Exercise aim → Pictures stay out; everything else in the records below is copied exactly.

·····

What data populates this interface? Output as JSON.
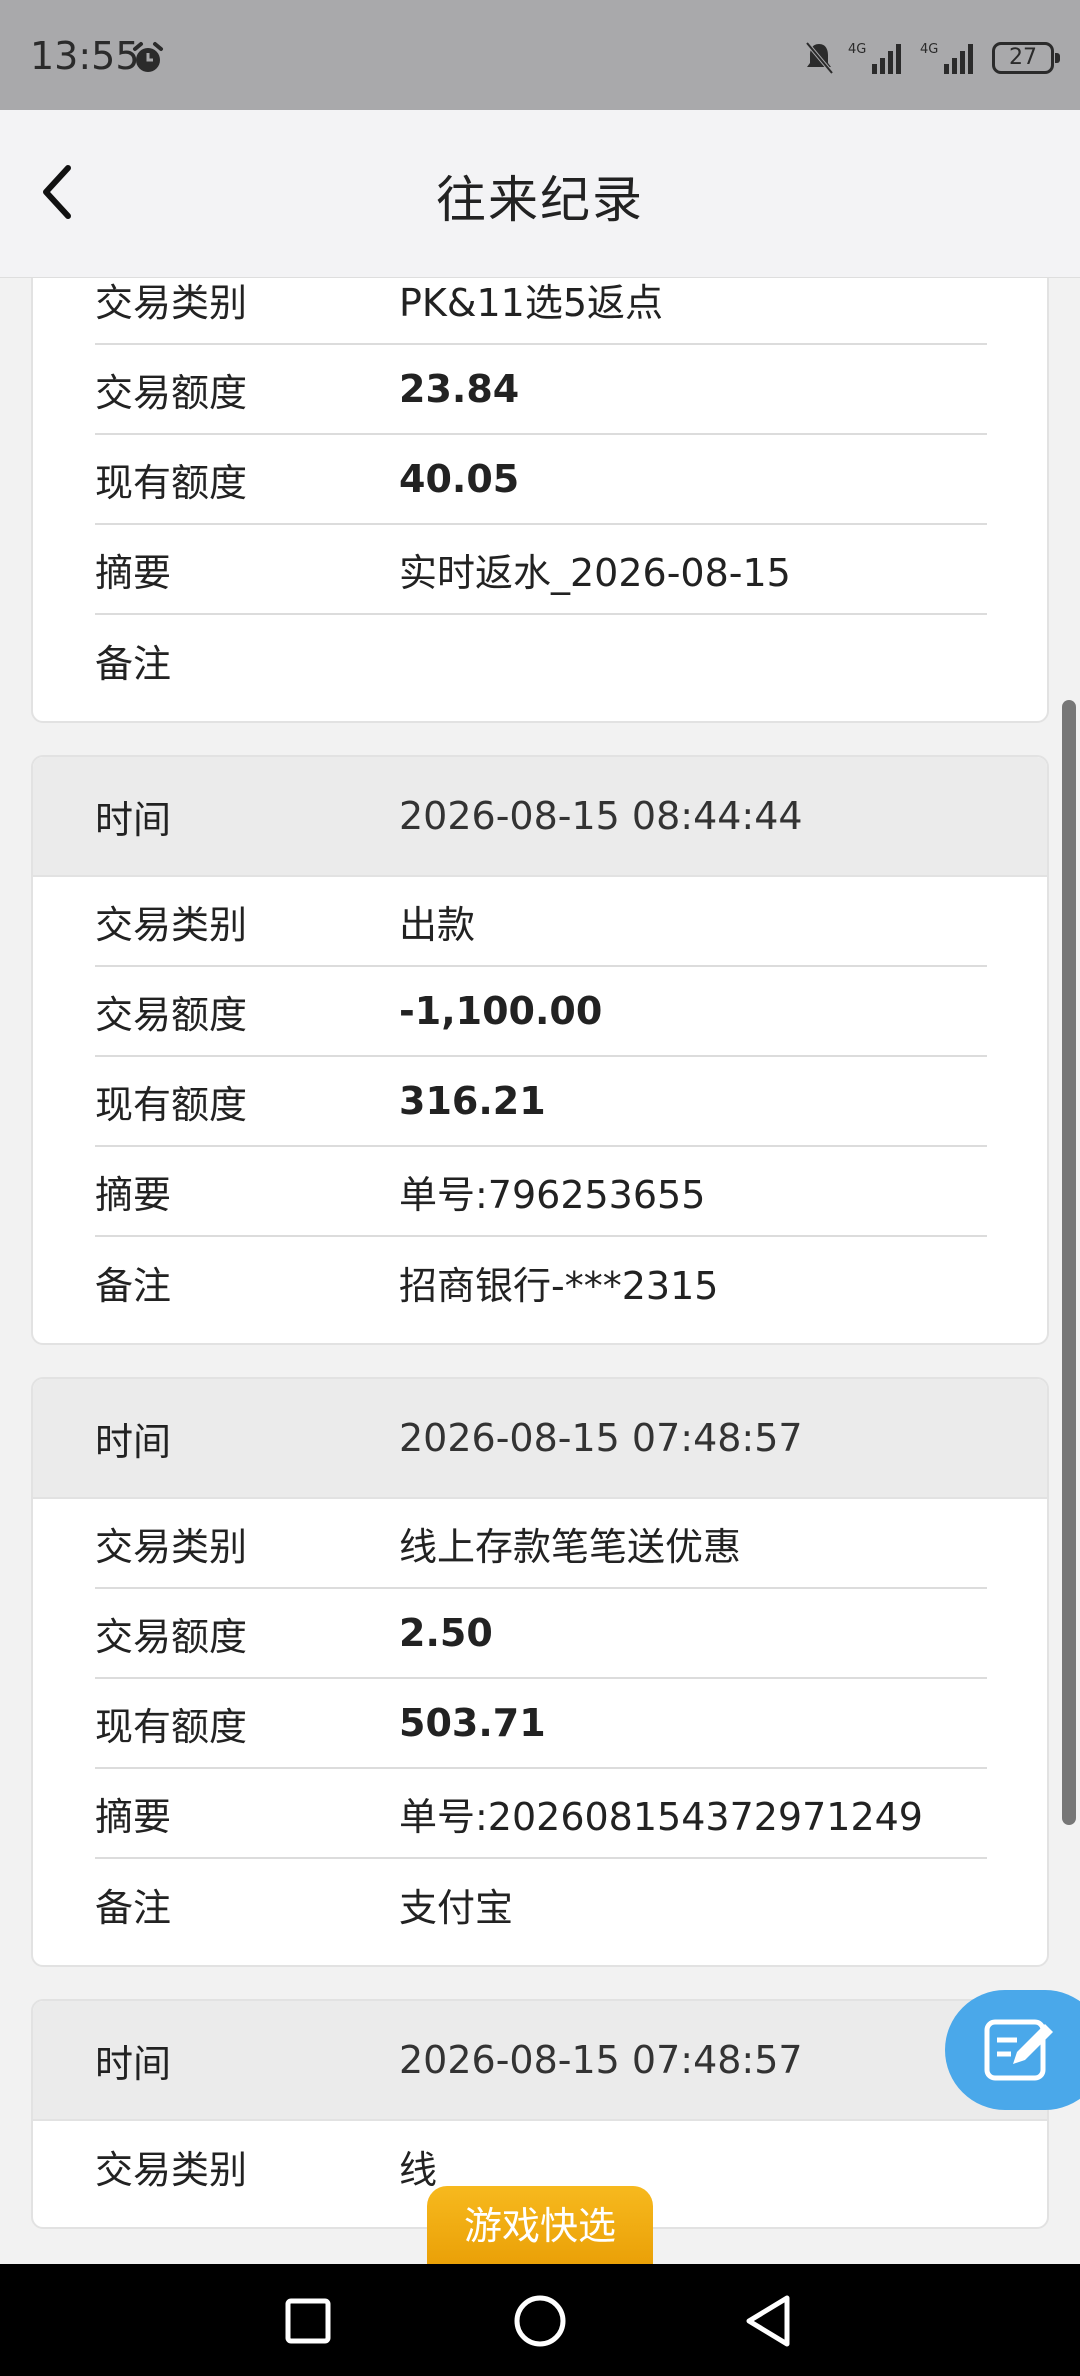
{
  "status_bar": {
    "time": "13:55",
    "battery": "27",
    "network": "4G"
  },
  "header": {
    "title": "往来纪录"
  },
  "records": [
    {
      "rows": [
        {
          "label": "交易类别",
          "value": "PK&11选5返点",
          "bold": false
        },
        {
          "label": "交易额度",
          "value": "23.84",
          "bold": true
        },
        {
          "label": "现有额度",
          "value": "40.05",
          "bold": true
        },
        {
          "label": "摘要",
          "value": "实时返水_2026-08-15",
          "bold": false
        },
        {
          "label": "备注",
          "value": "",
          "bold": false
        }
      ]
    },
    {
      "time_label": "时间",
      "time": "2026-08-15 08:44:44",
      "rows": [
        {
          "label": "交易类别",
          "value": "出款",
          "bold": false
        },
        {
          "label": "交易额度",
          "value": "-1,100.00",
          "bold": true
        },
        {
          "label": "现有额度",
          "value": "316.21",
          "bold": true
        },
        {
          "label": "摘要",
          "value": "单号:796253655",
          "bold": false
        },
        {
          "label": "备注",
          "value": "招商银行-***2315",
          "bold": false
        }
      ]
    },
    {
      "time_label": "时间",
      "time": "2026-08-15 07:48:57",
      "rows": [
        {
          "label": "交易类别",
          "value": "线上存款笔笔送优惠",
          "bold": false
        },
        {
          "label": "交易额度",
          "value": "2.50",
          "bold": true
        },
        {
          "label": "现有额度",
          "value": "503.71",
          "bold": true
        },
        {
          "label": "摘要",
          "value": "单号:202608154372971249",
          "bold": false
        },
        {
          "label": "备注",
          "value": "支付宝",
          "bold": false
        }
      ]
    },
    {
      "time_label": "时间",
      "time": "2026-08-15 07:48:57",
      "rows": [
        {
          "label": "交易类别",
          "value": "线",
          "bold": false
        }
      ]
    }
  ],
  "game_quick": {
    "label": "游戏快选"
  },
  "icons": {
    "back": "chevron-left-icon",
    "edit": "edit-icon",
    "alarm": "alarm-icon",
    "nav_recent": "square-icon",
    "nav_home": "circle-icon",
    "nav_back": "triangle-back-icon"
  },
  "colors": {
    "accent_float": "#4aa8ea",
    "game_quick": "#f2ac12"
  }
}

·····

Written response →
What data populates this interface? Output as JSON.
{
  "status_bar": {
    "time": "13:55",
    "battery": "27",
    "network": "4G"
  },
  "header": {
    "title": "往来纪录"
  },
  "records": [
    {
      "rows": [
        {
          "label": "交易类别",
          "value": "PK&11选5返点",
          "bold": false
        },
        {
          "label": "交易额度",
          "value": "23.84",
          "bold": true
        },
        {
          "label": "现有额度",
          "value": "40.05",
          "bold": true
        },
        {
          "label": "摘要",
          "value": "实时返水_2026-08-15",
          "bold": false
        },
        {
          "label": "备注",
          "value": "",
          "bold": false
        }
      ]
    },
    {
      "time_label": "时间",
      "time": "2026-08-15 08:44:44",
      "rows": [
        {
          "label": "交易类别",
          "value": "出款",
          "bold": false
        },
        {
          "label": "交易额度",
          "value": "-1,100.00",
          "bold": true
        },
        {
          "label": "现有额度",
          "value": "316.21",
          "bold": true
        },
        {
          "label": "摘要",
          "value": "单号:796253655",
          "bold": false
        },
        {
          "label": "备注",
          "value": "招商银行-***2315",
          "bold": false
        }
      ]
    },
    {
      "time_label": "时间",
      "time": "2026-08-15 07:48:57",
      "rows": [
        {
          "label": "交易类别",
          "value": "线上存款笔笔送优惠",
          "bold": false
        },
        {
          "label": "交易额度",
          "value": "2.50",
          "bold": true
        },
        {
          "label": "现有额度",
          "value": "503.71",
          "bold": true
        },
        {
          "label": "摘要",
          "value": "单号:202608154372971249",
          "bold": false
        },
        {
          "label": "备注",
          "value": "支付宝",
          "bold": false
        }
      ]
    },
    {
      "time_label": "时间",
      "time": "2026-08-15 07:48:57",
      "rows": [
        {
          "label": "交易类别",
          "value": "线",
          "bold": false
        }
      ]
    }
  ],
  "game_quick": {
    "label": "游戏快选"
  },
  "icons": {
    "back": "chevron-left-icon",
    "edit": "edit-icon",
    "alarm": "alarm-icon",
    "nav_recent": "square-icon",
    "nav_home": "circle-icon",
    "nav_back": "triangle-back-icon"
  },
  "colors": {
    "accent_float": "#4aa8ea",
    "game_quick": "#f2ac12"
  }
}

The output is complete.